▶ _The problem_:
The listing must be reproduced in full, exactly as it stands.

▶ _Dataset content_:
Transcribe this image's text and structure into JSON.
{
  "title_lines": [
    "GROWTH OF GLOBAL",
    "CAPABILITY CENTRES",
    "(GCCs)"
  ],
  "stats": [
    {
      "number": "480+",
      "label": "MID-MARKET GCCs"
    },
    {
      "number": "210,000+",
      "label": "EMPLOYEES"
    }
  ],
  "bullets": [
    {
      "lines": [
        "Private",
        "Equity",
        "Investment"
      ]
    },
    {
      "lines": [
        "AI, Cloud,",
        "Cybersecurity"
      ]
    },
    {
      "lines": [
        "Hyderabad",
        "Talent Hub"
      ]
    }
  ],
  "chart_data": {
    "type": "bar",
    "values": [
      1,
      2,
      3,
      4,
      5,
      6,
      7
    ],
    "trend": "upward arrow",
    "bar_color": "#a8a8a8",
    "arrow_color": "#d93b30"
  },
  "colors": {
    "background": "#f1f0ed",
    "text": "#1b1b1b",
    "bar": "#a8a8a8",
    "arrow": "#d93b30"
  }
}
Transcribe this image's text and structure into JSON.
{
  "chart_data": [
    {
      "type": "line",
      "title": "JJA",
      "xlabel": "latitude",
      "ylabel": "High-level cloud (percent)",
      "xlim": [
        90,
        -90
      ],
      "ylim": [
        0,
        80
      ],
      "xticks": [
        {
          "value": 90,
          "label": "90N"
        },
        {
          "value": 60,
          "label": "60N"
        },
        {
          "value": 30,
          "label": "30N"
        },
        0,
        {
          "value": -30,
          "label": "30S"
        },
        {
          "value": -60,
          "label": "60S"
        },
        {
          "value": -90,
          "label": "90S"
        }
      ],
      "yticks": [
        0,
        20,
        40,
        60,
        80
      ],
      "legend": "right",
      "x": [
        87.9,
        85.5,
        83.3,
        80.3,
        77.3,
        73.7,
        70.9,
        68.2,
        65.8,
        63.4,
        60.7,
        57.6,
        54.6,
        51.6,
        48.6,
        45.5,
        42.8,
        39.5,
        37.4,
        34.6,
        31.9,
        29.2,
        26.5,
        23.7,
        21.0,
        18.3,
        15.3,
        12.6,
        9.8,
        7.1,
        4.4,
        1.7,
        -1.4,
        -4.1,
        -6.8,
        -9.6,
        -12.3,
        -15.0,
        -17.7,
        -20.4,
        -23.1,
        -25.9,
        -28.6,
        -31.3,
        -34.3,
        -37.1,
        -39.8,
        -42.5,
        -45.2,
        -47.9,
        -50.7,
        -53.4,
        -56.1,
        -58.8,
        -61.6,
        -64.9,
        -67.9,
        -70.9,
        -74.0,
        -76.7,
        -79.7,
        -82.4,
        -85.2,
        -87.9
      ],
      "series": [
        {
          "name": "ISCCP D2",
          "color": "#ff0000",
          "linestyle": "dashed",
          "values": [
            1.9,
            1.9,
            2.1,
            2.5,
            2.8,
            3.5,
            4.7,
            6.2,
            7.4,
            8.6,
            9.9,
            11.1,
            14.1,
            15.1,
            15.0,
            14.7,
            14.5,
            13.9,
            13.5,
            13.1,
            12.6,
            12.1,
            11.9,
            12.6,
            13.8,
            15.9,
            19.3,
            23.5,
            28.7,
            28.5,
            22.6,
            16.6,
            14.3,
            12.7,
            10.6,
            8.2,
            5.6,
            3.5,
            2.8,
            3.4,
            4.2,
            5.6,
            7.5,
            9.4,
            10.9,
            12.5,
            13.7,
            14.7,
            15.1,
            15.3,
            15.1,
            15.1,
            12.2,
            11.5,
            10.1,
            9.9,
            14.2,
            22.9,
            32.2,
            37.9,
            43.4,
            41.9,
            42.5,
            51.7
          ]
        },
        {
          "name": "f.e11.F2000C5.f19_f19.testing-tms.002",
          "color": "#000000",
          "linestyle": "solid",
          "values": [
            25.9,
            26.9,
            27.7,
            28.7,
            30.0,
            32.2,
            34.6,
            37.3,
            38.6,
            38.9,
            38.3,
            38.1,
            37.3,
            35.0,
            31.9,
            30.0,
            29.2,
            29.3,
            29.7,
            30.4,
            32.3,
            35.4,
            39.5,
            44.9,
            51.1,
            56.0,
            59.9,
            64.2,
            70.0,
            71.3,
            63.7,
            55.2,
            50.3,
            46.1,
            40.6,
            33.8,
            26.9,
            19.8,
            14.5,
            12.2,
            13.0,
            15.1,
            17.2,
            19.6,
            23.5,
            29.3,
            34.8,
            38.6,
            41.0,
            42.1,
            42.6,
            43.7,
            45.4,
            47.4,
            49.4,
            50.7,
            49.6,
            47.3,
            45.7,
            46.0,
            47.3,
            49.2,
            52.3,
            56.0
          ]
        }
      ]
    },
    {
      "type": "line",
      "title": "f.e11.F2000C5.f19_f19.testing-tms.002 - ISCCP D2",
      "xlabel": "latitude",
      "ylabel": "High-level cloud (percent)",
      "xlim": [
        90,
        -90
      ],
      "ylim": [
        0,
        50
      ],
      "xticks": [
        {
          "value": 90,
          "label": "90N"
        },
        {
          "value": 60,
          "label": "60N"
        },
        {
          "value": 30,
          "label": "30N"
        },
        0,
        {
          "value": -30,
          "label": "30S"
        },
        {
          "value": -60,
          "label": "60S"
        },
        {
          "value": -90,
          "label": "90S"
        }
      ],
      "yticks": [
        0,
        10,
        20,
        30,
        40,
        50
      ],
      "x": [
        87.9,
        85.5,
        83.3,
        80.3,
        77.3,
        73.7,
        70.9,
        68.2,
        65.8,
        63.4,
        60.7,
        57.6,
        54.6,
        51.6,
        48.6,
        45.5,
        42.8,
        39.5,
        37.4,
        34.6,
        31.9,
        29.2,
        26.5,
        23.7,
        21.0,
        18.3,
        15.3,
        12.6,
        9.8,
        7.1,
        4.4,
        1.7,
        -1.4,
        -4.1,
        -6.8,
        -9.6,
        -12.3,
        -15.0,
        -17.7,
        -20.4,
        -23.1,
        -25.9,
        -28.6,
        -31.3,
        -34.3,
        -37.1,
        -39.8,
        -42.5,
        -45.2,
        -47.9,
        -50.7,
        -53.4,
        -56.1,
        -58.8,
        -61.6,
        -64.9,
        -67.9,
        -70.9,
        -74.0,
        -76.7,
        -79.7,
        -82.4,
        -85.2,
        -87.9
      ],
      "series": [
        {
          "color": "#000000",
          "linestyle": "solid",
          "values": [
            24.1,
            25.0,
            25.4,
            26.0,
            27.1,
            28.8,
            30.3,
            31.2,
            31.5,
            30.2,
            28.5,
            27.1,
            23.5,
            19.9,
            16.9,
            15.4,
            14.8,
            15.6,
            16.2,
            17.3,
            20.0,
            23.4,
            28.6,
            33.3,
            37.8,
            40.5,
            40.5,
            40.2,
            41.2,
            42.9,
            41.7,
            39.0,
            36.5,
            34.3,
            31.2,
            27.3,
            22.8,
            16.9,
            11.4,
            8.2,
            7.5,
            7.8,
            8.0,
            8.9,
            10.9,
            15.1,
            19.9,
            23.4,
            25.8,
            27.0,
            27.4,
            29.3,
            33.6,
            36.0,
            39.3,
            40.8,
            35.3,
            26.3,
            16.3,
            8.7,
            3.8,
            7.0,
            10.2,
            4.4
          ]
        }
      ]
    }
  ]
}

▶ _Result_:
Transcribe this image's text and structure into JSON.
{
  "title_lines": [
    "GROWTH OF GLOBAL",
    "CAPABILITY CENTRES",
    "(GCCs)"
  ],
  "stats": [
    {
      "number": "480+",
      "label": "MID-MARKET GCCs"
    },
    {
      "number": "210,000+",
      "label": "EMPLOYEES"
    }
  ],
  "bullets": [
    {
      "lines": [
        "Private",
        "Equity",
        "Investment"
      ]
    },
    {
      "lines": [
        "AI, Cloud,",
        "Cybersecurity"
      ]
    },
    {
      "lines": [
        "Hyderabad",
        "Talent Hub"
      ]
    }
  ],
  "chart_data": {
    "type": "bar",
    "values": [
      1,
      2,
      3,
      4,
      5,
      6,
      7
    ],
    "trend": "upward arrow",
    "bar_color": "#a8a8a8",
    "arrow_color": "#d93b30"
  },
  "colors": {
    "background": "#f1f0ed",
    "text": "#1b1b1b",
    "bar": "#a8a8a8",
    "arrow": "#d93b30"
  }
}
Transcribe this image's text and structure into JSON.
{
  "chart_data": [
    {
      "type": "line",
      "title": "JJA",
      "xlabel": "latitude",
      "ylabel": "High-level cloud (percent)",
      "xlim": [
        90,
        -90
      ],
      "ylim": [
        0,
        80
      ],
      "xticks": [
        {
          "value": 90,
          "label": "90N"
        },
        {
          "value": 60,
          "label": "60N"
        },
        {
          "value": 30,
          "label": "30N"
        },
        0,
        {
          "value": -30,
          "label": "30S"
        },
        {
          "value": -60,
          "label": "60S"
        },
        {
          "value": -90,
          "label": "90S"
        }
      ],
      "yticks": [
        0,
        20,
        40,
        60,
        80
      ],
      "legend": "right",
      "x": [
        87.9,
        85.5,
        83.3,
        80.3,
        77.3,
        73.7,
        70.9,
        68.2,
        65.8,
        63.4,
        60.7,
        57.6,
        54.6,
        51.6,
        48.6,
        45.5,
        42.8,
        39.5,
        37.4,
        34.6,
        31.9,
        29.2,
        26.5,
        23.7,
        21.0,
        18.3,
        15.3,
        12.6,
        9.8,
        7.1,
        4.4,
        1.7,
        -1.4,
        -4.1,
        -6.8,
        -9.6,
        -12.3,
        -15.0,
        -17.7,
        -20.4,
        -23.1,
        -25.9,
        -28.6,
        -31.3,
        -34.3,
        -37.1,
        -39.8,
        -42.5,
        -45.2,
        -47.9,
        -50.7,
        -53.4,
        -56.1,
        -58.8,
        -61.6,
        -64.9,
        -67.9,
        -70.9,
        -74.0,
        -76.7,
        -79.7,
        -82.4,
        -85.2,
        -87.9
      ],
      "series": [
        {
          "name": "ISCCP D2",
          "color": "#ff0000",
          "linestyle": "dashed",
          "values": [
            1.9,
            1.9,
            2.1,
            2.5,
            2.8,
            3.5,
            4.7,
            6.2,
            7.4,
            8.6,
            9.9,
            11.1,
            14.1,
            15.1,
            15.0,
            14.7,
            14.5,
            13.9,
            13.5,
            13.1,
            12.6,
            12.1,
            11.9,
            12.6,
            13.8,
            15.9,
            19.3,
            23.5,
            28.7,
            28.5,
            22.6,
            16.6,
            14.3,
            12.7,
            10.6,
            8.2,
            5.6,
            3.5,
            2.8,
            3.4,
            4.2,
            5.6,
            7.5,
            9.4,
            10.9,
            12.5,
            13.7,
            14.7,
            15.1,
            15.3,
            15.1,
            15.1,
            12.2,
            11.5,
            10.1,
            9.9,
            14.2,
            22.9,
            32.2,
            37.9,
            43.4,
            41.9,
            42.5,
            51.7
          ]
        },
        {
          "name": "f.e11.F2000C5.f19_f19.testing-tms.002",
          "color": "#000000",
          "linestyle": "solid",
          "values": [
            25.9,
            26.9,
            27.7,
            28.7,
            30.0,
            32.2,
            34.6,
            37.3,
            38.6,
            38.9,
            38.3,
            38.1,
            37.3,
            35.0,
            31.9,
            30.0,
            29.2,
            29.3,
            29.7,
            30.4,
            32.3,
            35.4,
            39.5,
            44.9,
            51.1,
            56.0,
            59.9,
            64.2,
            70.0,
            71.3,
            63.7,
            55.2,
            50.3,
            46.1,
            40.6,
            33.8,
            26.9,
            19.8,
            14.5,
            12.2,
            13.0,
            15.1,
            17.2,
            19.6,
            23.5,
            29.3,
            34.8,
            38.6,
            41.0,
            42.1,
            42.6,
            43.7,
            45.4,
            47.4,
            49.4,
            50.7,
            49.6,
            47.3,
            45.7,
            46.0,
            47.3,
            49.2,
            52.3,
            56.0
          ]
        }
      ]
    },
    {
      "type": "line",
      "title": "f.e11.F2000C5.f19_f19.testing-tms.002 - ISCCP D2",
      "xlabel": "latitude",
      "ylabel": "High-level cloud (percent)",
      "xlim": [
        90,
        -90
      ],
      "ylim": [
        0,
        50
      ],
      "xticks": [
        {
          "value": 90,
          "label": "90N"
        },
        {
          "value": 60,
          "label": "60N"
        },
        {
          "value": 30,
          "label": "30N"
        },
        0,
        {
          "value": -30,
          "label": "30S"
        },
        {
          "value": -60,
          "label": "60S"
        },
        {
          "value": -90,
          "label": "90S"
        }
      ],
      "yticks": [
        0,
        10,
        20,
        30,
        40,
        50
      ],
      "x": [
        87.9,
        85.5,
        83.3,
        80.3,
        77.3,
        73.7,
        70.9,
        68.2,
        65.8,
        63.4,
        60.7,
        57.6,
        54.6,
        51.6,
        48.6,
        45.5,
        42.8,
        39.5,
        37.4,
        34.6,
        31.9,
        29.2,
        26.5,
        23.7,
        21.0,
        18.3,
        15.3,
        12.6,
        9.8,
        7.1,
        4.4,
        1.7,
        -1.4,
        -4.1,
        -6.8,
        -9.6,
        -12.3,
        -15.0,
        -17.7,
        -20.4,
        -23.1,
        -25.9,
        -28.6,
        -31.3,
        -34.3,
        -37.1,
        -39.8,
        -42.5,
        -45.2,
        -47.9,
        -50.7,
        -53.4,
        -56.1,
        -58.8,
        -61.6,
        -64.9,
        -67.9,
        -70.9,
        -74.0,
        -76.7,
        -79.7,
        -82.4,
        -85.2,
        -87.9
      ],
      "series": [
        {
          "color": "#000000",
          "linestyle": "solid",
          "values": [
            24.1,
            25.0,
            25.4,
            26.0,
            27.1,
            28.8,
            30.3,
            31.2,
            31.5,
            30.2,
            28.5,
            27.1,
            23.5,
            19.9,
            16.9,
            15.4,
            14.8,
            15.6,
            16.2,
            17.3,
            20.0,
            23.4,
            28.6,
            33.3,
            37.8,
            40.5,
            40.5,
            40.2,
            41.2,
            42.9,
            41.7,
            39.0,
            36.5,
            34.3,
            31.2,
            27.3,
            22.8,
            16.9,
            11.4,
            8.2,
            7.5,
            7.8,
            8.0,
            8.9,
            10.9,
            15.1,
            19.9,
            23.4,
            25.8,
            27.0,
            27.4,
            29.3,
            33.6,
            36.0,
            39.3,
            40.8,
            35.3,
            26.3,
            16.3,
            8.7,
            3.8,
            7.0,
            10.2,
            4.4
          ]
        }
      ]
    }
  ]
}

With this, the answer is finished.